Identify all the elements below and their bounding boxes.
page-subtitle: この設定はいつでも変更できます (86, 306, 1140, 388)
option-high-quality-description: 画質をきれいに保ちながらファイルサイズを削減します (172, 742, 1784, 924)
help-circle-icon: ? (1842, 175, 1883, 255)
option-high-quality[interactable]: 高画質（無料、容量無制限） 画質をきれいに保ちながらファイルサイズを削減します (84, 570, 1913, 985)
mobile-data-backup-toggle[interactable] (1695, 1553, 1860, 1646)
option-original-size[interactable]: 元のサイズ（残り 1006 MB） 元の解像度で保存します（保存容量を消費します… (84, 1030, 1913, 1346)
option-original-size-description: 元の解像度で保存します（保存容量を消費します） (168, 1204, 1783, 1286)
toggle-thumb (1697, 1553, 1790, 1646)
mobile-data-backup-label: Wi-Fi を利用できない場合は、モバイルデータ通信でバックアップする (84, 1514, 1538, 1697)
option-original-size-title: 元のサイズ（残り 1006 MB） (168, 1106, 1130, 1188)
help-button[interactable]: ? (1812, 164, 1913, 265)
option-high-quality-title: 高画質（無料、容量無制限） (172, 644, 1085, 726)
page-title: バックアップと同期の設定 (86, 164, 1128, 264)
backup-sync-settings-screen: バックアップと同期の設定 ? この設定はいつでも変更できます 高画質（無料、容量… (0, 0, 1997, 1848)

****

● **EXERCISE**
Rewrite every line of the entries above as a numbered list, leaving out any blank lines.

● **EXERCISE ANSWER**
1. Identify all the elements below and their bounding boxes.
2. page-subtitle: この設定はいつでも変更できます (86, 306, 1140, 388)
3. option-high-quality-description: 画質をきれいに保ちながらファイルサイズを削減します (172, 742, 1784, 924)
4. help-circle-icon: ? (1842, 175, 1883, 255)
5. option-high-quality[interactable]: 高画質（無料、容量無制限） 画質をきれいに保ちながらファイルサイズを削減します (84, 570, 1913, 985)
6. mobile-data-backup-toggle[interactable] (1695, 1553, 1860, 1646)
7. option-original-size[interactable]: 元のサイズ（残り 1006 MB） 元の解像度で保存します（保存容量を消費します… (84, 1030, 1913, 1346)
8. option-original-size-description: 元の解像度で保存します（保存容量を消費します） (168, 1204, 1783, 1286)
9. toggle-thumb (1697, 1553, 1790, 1646)
10. mobile-data-backup-label: Wi-Fi を利用できない場合は、モバイルデータ通信でバックアップする (84, 1514, 1538, 1697)
11. option-original-size-title: 元のサイズ（残り 1006 MB） (168, 1106, 1130, 1188)
12. help-button[interactable]: ? (1812, 164, 1913, 265)
13. option-high-quality-title: 高画質（無料、容量無制限） (172, 644, 1085, 726)
14. page-title: バックアップと同期の設定 (86, 164, 1128, 264)
15. backup-sync-settings-screen: バックアップと同期の設定 ? この設定はいつでも変更できます 高画質（無料、容量… (0, 0, 1997, 1848)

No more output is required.